= Aim =
Output all of the data below exactly as given.

★ ★ ★

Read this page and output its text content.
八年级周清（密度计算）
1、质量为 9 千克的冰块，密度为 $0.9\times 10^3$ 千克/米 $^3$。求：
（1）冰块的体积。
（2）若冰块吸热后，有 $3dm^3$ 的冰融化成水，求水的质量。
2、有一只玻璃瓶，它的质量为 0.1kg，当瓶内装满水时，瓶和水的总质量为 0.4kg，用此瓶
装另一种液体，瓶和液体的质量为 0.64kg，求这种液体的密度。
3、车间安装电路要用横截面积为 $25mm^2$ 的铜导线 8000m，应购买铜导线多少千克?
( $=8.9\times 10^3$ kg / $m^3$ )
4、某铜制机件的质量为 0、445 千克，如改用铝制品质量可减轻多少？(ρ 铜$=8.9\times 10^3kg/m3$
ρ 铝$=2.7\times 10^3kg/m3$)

★ ★ ★

= Exercise answer =
Read this page and output its text content.
八年级周清（密度计算）
1、质量为 9 千克的冰块，密度为 $0.9\times 10^3$ 千克/米 $^3$。求：
（1）冰块的体积。
（2）若冰块吸热后，有 $3dm^3$ 的冰融化成水，求水的质量。
2、有一只玻璃瓶，它的质量为 0.1kg，当瓶内装满水时，瓶和水的总质量为 0.4kg，用此瓶
装另一种液体，瓶和液体的质量为 0.64kg，求这种液体的密度。
3、车间安装电路要用横截面积为 $25mm^2$ 的铜导线 8000m，应购买铜导线多少千克?
( $=8.9\times 10^3$ kg / $m^3$ )
4、某铜制机件的质量为 0、445 千克，如改用铝制品质量可减轻多少？(ρ 铜$=8.9\times 10^3kg/m3$
ρ 铝$=2.7\times 10^3kg/m3$)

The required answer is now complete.